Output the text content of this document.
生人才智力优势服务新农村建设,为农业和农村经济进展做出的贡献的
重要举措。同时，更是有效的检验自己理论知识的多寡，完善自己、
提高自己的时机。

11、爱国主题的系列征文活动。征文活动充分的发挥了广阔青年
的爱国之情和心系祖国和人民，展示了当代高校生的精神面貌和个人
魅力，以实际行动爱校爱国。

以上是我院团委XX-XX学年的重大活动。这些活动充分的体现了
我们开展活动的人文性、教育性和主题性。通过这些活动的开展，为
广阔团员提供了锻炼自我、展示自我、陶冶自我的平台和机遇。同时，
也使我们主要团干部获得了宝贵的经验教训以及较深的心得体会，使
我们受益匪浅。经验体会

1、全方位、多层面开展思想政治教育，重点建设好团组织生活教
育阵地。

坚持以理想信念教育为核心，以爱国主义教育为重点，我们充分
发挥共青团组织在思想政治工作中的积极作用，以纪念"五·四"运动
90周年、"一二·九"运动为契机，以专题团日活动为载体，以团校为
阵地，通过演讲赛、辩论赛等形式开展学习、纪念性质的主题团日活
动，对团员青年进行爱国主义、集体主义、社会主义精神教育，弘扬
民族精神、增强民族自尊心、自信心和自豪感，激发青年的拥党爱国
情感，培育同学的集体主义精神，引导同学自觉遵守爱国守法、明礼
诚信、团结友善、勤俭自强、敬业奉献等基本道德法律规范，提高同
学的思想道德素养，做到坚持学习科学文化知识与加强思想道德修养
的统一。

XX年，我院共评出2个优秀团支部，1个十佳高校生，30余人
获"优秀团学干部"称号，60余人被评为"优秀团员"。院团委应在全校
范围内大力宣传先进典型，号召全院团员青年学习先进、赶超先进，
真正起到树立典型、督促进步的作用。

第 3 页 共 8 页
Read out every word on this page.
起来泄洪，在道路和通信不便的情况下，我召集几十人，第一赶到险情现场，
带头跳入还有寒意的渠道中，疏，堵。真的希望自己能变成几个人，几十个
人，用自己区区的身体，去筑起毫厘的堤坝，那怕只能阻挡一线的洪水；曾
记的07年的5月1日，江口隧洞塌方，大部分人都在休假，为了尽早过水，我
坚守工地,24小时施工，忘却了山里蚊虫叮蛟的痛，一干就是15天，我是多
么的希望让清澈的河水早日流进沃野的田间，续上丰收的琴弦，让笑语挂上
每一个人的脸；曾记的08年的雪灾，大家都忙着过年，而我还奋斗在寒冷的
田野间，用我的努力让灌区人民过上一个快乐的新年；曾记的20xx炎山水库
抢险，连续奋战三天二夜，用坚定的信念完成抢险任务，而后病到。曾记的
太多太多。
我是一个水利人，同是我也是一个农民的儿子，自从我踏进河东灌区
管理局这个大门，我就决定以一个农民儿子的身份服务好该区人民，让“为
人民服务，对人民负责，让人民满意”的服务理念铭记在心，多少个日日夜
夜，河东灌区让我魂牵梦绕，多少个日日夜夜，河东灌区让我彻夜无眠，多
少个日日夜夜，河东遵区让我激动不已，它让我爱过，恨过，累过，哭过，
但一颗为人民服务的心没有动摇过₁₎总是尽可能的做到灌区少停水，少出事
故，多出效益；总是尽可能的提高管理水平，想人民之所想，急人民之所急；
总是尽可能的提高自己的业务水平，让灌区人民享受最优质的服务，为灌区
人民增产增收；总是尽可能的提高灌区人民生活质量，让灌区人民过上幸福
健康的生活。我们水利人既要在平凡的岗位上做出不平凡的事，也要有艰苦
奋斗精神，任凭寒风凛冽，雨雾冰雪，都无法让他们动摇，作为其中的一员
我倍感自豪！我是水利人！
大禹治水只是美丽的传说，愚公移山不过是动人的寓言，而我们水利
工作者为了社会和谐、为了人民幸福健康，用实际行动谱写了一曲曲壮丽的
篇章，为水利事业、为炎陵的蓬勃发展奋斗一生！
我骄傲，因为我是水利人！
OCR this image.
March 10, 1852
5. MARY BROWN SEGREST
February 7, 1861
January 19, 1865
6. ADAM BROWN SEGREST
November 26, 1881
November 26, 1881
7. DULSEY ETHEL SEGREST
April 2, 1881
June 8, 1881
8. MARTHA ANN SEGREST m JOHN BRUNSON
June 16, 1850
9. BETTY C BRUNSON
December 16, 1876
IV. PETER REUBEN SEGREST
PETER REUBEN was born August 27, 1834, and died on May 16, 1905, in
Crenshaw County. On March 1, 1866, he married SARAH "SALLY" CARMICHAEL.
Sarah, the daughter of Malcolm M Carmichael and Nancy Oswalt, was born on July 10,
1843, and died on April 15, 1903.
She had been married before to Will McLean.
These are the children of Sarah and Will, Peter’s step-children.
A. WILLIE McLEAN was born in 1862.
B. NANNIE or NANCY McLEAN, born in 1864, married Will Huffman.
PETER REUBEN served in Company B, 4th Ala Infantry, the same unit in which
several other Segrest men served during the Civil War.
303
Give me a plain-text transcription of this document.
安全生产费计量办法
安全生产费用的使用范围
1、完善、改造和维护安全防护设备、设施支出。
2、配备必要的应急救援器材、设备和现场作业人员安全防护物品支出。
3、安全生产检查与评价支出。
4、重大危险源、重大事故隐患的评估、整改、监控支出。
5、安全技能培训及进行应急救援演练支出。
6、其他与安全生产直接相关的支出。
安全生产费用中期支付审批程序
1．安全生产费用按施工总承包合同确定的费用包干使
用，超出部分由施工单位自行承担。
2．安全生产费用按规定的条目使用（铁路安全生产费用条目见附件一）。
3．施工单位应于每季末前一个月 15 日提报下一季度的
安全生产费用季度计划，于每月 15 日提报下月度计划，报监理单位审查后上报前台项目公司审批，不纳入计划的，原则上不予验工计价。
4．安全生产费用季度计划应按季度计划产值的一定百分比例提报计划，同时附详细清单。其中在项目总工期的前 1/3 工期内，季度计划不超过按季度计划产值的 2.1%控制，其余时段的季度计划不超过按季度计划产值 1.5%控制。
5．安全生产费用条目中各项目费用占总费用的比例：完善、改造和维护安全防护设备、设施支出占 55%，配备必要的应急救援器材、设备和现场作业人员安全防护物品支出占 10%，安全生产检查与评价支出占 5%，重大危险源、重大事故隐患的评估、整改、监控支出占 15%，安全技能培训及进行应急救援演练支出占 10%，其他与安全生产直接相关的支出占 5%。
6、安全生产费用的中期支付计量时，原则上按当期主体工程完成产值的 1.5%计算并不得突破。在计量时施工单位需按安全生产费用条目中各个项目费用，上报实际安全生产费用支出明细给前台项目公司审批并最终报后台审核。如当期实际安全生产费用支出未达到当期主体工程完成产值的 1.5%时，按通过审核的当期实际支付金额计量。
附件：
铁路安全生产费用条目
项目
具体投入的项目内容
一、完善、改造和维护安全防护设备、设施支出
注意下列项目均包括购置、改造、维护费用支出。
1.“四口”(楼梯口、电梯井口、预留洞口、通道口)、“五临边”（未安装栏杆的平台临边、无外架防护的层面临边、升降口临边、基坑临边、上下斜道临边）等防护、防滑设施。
----------
Could you give again exactly the lines from the line containing "Give me a plain-text" through the final line of the data above, and no others?

Give me a plain-text transcription of this document.
安全生产费计量办法
安全生产费用的使用范围
1、完善、改造和维护安全防护设备、设施支出。
2、配备必要的应急救援器材、设备和现场作业人员安全防护物品支出。
3、安全生产检查与评价支出。
4、重大危险源、重大事故隐患的评估、整改、监控支出。
5、安全技能培训及进行应急救援演练支出。
6、其他与安全生产直接相关的支出。
安全生产费用中期支付审批程序
1．安全生产费用按施工总承包合同确定的费用包干使
用，超出部分由施工单位自行承担。
2．安全生产费用按规定的条目使用（铁路安全生产费用条目见附件一）。
3．施工单位应于每季末前一个月 15 日提报下一季度的
安全生产费用季度计划，于每月 15 日提报下月度计划，报监理单位审查后上报前台项目公司审批，不纳入计划的，原则上不予验工计价。
4．安全生产费用季度计划应按季度计划产值的一定百分比例提报计划，同时附详细清单。其中在项目总工期的前 1/3 工期内，季度计划不超过按季度计划产值的 2.1%控制，其余时段的季度计划不超过按季度计划产值 1.5%控制。
5．安全生产费用条目中各项目费用占总费用的比例：完善、改造和维护安全防护设备、设施支出占 55%，配备必要的应急救援器材、设备和现场作业人员安全防护物品支出占 10%，安全生产检查与评价支出占 5%，重大危险源、重大事故隐患的评估、整改、监控支出占 15%，安全技能培训及进行应急救援演练支出占 10%，其他与安全生产直接相关的支出占 5%。
6、安全生产费用的中期支付计量时，原则上按当期主体工程完成产值的 1.5%计算并不得突破。在计量时施工单位需按安全生产费用条目中各个项目费用，上报实际安全生产费用支出明细给前台项目公司审批并最终报后台审核。如当期实际安全生产费用支出未达到当期主体工程完成产值的 1.5%时，按通过审核的当期实际支付金额计量。
附件：
铁路安全生产费用条目
项目
具体投入的项目内容
一、完善、改造和维护安全防护设备、设施支出
注意下列项目均包括购置、改造、维护费用支出。
1.“四口”(楼梯口、电梯井口、预留洞口、通道口)、“五临边”（未安装栏杆的平台临边、无外架防护的层面临边、升降口临边、基坑临边、上下斜道临边）等防护、防滑设施。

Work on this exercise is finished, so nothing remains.